▶ [Task inputs]
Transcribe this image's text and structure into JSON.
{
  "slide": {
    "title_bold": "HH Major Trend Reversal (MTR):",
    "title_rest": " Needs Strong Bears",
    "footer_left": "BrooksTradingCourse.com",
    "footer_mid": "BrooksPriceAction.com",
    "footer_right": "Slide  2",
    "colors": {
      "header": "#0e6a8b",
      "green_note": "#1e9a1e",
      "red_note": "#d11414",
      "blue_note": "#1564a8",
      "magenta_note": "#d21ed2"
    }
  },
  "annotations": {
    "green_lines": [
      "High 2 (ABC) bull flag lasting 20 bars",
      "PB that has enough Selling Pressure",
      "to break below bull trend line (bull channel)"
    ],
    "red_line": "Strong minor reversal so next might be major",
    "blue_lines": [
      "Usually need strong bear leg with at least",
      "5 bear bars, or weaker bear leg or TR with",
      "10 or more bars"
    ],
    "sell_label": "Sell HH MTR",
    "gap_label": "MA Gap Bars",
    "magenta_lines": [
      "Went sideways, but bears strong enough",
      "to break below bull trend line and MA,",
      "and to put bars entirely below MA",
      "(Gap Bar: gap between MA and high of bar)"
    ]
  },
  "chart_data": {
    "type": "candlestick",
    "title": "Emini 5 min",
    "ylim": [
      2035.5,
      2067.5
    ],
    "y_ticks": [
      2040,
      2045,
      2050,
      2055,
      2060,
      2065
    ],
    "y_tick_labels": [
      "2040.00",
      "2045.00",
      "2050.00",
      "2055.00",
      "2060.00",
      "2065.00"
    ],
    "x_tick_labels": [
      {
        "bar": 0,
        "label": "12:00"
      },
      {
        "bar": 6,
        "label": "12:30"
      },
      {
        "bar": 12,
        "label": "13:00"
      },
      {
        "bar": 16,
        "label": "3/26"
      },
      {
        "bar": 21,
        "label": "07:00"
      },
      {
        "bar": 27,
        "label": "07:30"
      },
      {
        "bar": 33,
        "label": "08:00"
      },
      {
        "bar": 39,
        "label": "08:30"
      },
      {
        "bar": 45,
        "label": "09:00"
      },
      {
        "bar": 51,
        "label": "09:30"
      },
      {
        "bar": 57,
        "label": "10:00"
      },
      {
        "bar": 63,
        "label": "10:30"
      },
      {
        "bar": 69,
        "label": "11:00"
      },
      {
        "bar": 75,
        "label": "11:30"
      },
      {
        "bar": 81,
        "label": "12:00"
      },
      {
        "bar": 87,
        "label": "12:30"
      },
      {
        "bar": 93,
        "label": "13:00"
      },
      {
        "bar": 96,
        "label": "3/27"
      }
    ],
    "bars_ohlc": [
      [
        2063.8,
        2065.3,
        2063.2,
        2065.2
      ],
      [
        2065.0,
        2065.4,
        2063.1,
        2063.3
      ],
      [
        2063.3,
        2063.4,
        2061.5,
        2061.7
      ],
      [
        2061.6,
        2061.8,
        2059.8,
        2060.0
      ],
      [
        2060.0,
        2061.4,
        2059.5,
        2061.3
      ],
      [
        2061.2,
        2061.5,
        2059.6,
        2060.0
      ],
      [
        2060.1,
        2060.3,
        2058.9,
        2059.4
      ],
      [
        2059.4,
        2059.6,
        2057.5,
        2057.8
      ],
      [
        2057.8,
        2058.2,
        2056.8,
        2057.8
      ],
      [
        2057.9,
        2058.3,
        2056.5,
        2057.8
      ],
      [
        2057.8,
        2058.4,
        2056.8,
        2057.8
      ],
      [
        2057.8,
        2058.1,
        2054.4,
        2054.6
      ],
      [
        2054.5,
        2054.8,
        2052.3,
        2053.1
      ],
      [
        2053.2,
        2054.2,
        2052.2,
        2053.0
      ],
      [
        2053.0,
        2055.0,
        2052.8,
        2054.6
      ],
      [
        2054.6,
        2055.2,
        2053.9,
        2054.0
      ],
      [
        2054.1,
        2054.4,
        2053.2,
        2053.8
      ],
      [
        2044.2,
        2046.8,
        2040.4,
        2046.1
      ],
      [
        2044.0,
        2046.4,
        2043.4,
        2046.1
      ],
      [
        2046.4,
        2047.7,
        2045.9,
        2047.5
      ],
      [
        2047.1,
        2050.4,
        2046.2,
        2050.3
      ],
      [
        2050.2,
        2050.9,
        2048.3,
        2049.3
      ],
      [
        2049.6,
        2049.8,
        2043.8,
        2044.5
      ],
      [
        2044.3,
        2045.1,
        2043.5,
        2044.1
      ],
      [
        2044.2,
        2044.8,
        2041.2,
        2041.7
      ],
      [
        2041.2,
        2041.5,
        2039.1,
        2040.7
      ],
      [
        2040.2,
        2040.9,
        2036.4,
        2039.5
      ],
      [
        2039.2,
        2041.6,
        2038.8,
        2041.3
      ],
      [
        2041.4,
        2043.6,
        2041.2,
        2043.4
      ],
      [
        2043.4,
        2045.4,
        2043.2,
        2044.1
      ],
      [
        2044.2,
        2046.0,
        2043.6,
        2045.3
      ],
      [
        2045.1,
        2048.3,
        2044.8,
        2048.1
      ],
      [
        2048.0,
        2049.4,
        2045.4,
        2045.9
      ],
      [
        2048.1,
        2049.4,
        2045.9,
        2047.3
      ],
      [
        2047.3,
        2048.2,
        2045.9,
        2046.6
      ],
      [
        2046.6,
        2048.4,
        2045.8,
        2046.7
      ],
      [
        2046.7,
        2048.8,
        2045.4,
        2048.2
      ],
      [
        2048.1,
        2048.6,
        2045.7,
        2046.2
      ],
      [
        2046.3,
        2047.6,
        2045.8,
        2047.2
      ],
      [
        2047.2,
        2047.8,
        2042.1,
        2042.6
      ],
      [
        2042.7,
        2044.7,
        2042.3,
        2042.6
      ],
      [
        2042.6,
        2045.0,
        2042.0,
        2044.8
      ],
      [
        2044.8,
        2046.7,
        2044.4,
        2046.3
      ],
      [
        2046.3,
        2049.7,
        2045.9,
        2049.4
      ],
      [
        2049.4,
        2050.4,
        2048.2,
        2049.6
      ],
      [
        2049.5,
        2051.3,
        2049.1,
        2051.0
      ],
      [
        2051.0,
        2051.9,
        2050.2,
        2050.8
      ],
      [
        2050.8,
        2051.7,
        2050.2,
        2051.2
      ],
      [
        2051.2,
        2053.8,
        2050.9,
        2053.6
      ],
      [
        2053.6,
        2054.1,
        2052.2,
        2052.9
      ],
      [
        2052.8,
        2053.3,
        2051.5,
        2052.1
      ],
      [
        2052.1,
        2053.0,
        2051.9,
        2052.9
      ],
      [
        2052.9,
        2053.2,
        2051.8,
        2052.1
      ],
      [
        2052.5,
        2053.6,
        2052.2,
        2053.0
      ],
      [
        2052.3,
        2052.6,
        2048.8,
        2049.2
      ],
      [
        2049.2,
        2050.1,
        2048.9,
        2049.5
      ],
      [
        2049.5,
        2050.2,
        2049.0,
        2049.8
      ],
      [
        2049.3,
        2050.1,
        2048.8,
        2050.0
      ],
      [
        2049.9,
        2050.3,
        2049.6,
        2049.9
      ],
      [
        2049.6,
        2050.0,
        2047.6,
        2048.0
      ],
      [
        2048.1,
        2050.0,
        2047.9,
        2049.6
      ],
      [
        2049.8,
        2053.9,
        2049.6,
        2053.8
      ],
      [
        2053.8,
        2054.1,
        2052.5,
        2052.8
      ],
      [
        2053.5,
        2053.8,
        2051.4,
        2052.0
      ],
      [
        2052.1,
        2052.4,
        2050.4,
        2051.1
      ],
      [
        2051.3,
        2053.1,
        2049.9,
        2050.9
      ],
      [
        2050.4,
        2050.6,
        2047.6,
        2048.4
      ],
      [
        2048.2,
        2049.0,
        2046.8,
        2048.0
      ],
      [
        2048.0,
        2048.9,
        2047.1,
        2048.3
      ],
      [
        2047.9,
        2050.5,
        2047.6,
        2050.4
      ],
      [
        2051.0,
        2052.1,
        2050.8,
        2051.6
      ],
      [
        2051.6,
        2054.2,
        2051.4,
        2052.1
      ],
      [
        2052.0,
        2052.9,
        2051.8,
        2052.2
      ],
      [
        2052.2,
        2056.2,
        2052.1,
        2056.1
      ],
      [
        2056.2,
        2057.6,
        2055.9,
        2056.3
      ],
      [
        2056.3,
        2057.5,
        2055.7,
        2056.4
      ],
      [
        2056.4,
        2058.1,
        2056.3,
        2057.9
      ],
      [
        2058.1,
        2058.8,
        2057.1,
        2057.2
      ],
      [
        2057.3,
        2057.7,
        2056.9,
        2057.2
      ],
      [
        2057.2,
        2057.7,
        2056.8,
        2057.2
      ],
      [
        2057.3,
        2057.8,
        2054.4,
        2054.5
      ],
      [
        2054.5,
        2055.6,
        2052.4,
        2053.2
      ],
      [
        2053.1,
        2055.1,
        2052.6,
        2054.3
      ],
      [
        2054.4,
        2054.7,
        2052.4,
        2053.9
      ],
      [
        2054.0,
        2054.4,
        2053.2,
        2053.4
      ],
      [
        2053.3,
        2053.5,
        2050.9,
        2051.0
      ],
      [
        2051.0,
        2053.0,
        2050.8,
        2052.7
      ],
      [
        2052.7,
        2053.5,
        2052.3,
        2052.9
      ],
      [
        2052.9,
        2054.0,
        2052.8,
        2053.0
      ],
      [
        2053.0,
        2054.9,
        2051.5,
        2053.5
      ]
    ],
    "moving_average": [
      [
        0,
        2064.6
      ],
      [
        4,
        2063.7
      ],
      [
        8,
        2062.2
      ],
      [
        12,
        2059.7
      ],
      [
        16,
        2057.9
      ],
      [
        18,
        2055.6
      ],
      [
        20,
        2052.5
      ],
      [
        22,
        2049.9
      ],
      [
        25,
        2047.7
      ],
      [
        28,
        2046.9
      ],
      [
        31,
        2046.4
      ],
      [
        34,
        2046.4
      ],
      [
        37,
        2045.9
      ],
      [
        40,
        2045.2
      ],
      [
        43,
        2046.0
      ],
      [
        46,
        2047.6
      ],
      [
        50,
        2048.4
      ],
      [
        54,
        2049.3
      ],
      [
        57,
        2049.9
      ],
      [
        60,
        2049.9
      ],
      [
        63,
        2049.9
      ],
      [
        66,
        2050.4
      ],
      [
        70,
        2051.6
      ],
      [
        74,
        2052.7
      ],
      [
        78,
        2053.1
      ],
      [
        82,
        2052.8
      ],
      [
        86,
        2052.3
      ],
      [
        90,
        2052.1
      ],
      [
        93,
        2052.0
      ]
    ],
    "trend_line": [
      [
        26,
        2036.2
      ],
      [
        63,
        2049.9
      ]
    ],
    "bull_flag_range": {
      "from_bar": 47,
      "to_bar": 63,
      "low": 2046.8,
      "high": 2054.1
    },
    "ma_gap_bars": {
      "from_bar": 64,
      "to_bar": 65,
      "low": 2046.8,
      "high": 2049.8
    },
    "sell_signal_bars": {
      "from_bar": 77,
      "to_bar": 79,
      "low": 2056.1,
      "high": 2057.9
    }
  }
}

▶ [Exercise directions]
Filter the entries down to the lines containing "with". Copy each of those lines.

▶ [Finished answer]
      "Usually need strong bear leg with at least",
      "5 bear bars, or weaker bear leg or TR with",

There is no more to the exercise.